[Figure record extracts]
^^^^^^^^
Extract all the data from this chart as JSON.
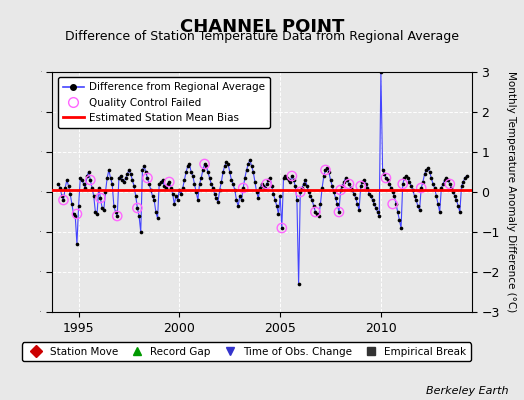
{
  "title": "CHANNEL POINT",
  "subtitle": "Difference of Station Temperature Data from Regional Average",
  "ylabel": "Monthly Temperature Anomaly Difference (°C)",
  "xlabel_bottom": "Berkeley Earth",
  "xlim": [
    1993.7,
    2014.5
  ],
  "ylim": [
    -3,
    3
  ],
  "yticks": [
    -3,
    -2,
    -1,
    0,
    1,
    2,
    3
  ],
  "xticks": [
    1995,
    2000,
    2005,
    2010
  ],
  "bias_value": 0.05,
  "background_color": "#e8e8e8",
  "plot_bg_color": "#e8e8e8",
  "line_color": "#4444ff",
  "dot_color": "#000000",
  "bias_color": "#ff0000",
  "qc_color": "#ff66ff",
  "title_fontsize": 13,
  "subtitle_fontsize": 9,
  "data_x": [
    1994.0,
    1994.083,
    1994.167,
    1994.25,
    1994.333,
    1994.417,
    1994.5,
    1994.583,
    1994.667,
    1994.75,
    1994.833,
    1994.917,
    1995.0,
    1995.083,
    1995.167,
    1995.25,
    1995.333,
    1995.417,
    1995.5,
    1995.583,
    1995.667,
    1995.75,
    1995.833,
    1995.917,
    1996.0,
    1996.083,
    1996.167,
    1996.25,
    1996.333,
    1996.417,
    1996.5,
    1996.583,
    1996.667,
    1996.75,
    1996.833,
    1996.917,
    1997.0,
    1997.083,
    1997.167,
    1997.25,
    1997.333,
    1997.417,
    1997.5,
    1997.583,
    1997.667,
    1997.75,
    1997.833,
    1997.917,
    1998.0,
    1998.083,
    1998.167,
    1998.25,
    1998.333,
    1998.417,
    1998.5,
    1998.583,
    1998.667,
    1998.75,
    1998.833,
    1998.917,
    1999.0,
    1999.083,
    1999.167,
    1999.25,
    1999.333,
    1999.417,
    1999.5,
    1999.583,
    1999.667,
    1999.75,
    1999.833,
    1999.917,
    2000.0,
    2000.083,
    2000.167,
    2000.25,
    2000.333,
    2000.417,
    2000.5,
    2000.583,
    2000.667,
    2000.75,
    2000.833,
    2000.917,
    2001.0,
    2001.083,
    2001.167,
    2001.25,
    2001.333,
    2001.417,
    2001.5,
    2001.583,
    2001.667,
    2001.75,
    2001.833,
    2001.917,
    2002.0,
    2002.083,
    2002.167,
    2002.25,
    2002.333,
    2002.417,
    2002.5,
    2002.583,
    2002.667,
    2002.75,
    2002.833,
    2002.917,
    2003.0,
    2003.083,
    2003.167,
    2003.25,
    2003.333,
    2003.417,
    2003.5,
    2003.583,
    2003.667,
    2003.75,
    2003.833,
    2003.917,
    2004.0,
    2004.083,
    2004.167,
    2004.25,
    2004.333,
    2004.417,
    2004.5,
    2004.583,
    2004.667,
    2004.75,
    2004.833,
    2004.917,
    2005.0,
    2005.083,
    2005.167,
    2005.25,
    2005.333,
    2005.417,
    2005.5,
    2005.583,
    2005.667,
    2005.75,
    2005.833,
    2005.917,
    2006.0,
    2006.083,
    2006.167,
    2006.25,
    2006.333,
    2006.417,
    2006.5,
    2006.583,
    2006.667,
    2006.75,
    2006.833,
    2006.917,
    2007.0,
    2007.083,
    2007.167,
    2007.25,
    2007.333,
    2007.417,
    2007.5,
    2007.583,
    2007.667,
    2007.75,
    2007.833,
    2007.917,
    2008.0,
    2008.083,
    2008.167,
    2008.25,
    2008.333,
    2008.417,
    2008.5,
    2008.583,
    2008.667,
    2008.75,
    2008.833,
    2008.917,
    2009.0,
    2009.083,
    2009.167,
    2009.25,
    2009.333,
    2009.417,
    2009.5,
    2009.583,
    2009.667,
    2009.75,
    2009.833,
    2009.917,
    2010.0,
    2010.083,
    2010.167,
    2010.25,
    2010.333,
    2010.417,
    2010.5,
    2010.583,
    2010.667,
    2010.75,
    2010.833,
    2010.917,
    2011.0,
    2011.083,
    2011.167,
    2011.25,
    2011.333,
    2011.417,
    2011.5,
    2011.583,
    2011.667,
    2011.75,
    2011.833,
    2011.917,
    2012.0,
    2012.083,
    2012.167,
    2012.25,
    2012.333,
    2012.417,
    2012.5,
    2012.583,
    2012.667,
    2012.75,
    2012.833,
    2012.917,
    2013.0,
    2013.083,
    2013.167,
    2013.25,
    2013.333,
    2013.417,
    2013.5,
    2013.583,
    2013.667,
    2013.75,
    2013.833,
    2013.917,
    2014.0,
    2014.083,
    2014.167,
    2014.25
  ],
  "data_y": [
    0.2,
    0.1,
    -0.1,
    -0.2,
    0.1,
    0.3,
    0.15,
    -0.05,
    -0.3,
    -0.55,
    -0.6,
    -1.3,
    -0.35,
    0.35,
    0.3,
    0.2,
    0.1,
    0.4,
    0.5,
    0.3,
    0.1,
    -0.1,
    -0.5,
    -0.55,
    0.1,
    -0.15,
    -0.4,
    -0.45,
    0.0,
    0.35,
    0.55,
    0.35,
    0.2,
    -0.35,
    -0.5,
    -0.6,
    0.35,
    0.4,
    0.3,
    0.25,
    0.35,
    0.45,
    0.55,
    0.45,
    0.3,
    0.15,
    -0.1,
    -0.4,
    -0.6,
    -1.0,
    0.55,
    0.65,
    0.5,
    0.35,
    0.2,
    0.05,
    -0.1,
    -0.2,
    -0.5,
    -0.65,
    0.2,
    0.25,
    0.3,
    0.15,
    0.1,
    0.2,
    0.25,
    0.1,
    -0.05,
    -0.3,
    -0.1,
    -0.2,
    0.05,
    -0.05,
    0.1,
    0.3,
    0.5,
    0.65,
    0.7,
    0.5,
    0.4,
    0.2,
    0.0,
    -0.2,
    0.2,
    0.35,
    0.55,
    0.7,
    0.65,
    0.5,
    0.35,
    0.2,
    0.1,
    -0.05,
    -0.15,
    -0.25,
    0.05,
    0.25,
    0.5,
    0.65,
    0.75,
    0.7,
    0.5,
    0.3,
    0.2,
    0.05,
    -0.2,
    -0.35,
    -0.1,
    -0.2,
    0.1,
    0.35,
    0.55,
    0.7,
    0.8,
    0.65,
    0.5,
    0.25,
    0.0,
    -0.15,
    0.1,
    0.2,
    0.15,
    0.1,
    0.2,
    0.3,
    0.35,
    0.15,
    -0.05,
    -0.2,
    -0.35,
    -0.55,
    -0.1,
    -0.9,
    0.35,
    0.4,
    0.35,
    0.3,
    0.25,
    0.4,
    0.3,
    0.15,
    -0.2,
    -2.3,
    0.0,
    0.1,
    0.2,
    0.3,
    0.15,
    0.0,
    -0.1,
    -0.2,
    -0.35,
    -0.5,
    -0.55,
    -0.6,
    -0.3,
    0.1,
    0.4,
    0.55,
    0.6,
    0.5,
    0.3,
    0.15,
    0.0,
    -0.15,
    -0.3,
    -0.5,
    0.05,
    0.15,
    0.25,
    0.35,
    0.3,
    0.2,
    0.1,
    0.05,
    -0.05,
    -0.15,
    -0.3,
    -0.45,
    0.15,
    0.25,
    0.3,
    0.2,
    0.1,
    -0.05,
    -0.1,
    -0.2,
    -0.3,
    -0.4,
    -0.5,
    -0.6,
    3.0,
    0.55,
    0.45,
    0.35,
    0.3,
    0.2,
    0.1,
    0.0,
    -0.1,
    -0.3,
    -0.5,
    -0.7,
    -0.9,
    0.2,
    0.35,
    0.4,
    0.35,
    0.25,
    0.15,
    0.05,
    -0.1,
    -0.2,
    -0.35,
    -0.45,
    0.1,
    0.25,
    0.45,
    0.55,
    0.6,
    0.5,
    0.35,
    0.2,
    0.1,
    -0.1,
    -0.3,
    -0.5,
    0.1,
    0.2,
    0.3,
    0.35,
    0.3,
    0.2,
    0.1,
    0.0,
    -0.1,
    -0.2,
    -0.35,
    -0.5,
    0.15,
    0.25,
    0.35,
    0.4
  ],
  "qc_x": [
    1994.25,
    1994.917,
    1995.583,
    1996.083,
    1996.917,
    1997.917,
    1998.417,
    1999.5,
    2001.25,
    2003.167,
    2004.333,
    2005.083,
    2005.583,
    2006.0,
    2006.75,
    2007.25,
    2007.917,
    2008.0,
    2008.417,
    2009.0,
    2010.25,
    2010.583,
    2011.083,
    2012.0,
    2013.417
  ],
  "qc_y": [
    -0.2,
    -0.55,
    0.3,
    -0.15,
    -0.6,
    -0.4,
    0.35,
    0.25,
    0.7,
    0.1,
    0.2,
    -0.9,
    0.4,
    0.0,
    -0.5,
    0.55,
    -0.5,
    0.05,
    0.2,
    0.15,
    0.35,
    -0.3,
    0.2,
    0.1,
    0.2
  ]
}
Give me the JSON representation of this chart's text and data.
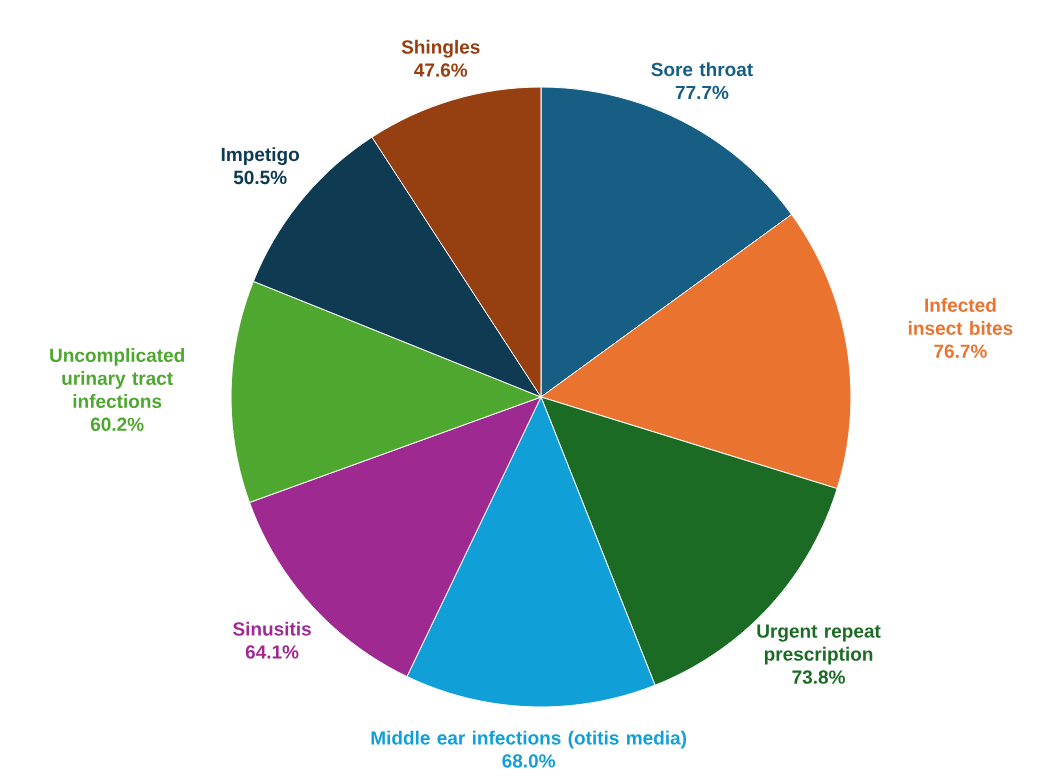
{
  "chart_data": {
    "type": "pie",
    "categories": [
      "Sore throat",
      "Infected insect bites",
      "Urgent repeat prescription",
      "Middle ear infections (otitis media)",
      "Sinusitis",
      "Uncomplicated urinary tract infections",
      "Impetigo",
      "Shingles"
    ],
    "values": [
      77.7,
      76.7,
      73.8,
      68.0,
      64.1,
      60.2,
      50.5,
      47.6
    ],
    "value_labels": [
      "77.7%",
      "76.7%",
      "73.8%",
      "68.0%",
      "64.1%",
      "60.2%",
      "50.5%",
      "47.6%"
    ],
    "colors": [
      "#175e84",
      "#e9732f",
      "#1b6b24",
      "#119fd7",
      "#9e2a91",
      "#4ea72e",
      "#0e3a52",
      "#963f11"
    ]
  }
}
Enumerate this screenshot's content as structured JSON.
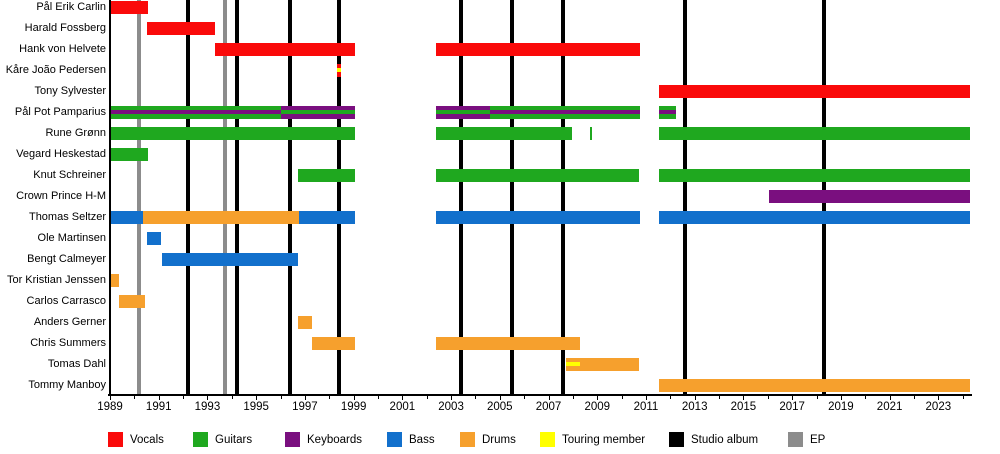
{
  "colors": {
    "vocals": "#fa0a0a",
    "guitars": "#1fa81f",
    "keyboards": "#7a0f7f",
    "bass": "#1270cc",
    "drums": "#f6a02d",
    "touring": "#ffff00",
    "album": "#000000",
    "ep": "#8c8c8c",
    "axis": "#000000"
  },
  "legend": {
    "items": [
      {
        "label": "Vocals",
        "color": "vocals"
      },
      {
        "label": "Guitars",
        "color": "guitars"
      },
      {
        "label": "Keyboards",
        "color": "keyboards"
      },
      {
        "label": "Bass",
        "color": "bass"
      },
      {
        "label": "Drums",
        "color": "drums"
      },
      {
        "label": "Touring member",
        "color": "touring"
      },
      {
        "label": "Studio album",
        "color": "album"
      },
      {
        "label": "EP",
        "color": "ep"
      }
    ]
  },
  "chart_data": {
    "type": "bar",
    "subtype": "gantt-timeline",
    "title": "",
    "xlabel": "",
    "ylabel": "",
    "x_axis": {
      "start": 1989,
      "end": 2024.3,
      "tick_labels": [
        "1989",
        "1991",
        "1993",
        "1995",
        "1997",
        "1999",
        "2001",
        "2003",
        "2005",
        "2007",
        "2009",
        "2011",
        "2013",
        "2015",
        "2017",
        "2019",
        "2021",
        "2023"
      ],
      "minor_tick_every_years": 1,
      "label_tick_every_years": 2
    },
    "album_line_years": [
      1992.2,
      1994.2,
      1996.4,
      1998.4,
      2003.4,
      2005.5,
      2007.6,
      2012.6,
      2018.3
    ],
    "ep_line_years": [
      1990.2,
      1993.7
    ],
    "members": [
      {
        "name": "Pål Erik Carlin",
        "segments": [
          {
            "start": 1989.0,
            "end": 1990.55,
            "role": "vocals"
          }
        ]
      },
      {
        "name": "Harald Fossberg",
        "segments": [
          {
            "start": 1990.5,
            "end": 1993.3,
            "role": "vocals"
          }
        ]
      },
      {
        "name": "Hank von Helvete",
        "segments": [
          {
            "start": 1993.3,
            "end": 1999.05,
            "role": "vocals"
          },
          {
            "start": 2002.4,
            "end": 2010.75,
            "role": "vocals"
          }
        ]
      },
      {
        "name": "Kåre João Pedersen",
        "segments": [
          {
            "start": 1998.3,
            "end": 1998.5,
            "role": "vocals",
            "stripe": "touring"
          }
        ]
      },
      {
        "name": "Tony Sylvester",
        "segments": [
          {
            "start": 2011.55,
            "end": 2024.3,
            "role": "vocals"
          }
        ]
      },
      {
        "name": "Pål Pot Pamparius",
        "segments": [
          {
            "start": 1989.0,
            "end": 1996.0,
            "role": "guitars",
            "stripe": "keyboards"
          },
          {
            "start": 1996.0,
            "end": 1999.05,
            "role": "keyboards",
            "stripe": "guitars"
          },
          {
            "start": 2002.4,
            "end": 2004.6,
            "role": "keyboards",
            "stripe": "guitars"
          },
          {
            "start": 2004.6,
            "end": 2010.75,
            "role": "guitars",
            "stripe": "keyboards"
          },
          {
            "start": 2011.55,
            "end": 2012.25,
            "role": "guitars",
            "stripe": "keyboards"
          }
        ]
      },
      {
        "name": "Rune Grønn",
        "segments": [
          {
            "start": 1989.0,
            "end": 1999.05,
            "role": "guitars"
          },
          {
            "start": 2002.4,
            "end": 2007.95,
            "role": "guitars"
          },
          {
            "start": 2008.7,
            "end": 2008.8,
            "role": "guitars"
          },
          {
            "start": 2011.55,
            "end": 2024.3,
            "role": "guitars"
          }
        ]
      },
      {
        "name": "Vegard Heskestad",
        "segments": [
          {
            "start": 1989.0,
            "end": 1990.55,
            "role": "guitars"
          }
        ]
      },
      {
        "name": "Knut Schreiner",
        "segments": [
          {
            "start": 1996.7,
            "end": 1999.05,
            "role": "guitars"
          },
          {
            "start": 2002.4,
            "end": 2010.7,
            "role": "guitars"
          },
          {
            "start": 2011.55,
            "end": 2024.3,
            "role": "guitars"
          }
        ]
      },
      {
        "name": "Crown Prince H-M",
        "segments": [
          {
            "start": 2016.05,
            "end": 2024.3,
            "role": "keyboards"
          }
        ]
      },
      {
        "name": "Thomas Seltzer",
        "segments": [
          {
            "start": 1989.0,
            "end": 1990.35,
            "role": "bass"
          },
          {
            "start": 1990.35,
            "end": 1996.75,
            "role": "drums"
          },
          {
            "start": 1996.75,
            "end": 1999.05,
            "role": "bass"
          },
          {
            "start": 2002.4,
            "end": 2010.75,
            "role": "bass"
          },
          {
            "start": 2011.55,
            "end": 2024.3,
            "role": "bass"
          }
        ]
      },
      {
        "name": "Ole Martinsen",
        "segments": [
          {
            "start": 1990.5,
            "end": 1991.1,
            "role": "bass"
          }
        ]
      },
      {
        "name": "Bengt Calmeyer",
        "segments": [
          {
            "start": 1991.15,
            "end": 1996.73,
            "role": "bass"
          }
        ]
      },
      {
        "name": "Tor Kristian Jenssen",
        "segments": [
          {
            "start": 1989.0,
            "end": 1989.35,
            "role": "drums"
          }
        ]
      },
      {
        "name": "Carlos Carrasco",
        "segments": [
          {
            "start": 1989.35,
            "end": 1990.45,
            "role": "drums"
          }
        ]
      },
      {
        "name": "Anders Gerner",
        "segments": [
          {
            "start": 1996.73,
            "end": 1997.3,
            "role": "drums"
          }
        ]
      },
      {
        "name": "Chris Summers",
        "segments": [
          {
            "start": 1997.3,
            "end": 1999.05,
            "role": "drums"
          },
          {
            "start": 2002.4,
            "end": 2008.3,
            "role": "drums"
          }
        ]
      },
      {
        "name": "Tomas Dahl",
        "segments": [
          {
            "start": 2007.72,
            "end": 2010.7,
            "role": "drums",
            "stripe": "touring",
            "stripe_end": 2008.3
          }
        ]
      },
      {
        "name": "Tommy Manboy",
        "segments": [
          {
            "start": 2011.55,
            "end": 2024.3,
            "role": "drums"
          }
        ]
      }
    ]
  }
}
^^^^^^^^
Look through the data above. Find each line with the string "infections" and copy it.

Solution to this problem:
      "Middle ear infections (otitis media)",
      "Uncomplicated urinary tract infections",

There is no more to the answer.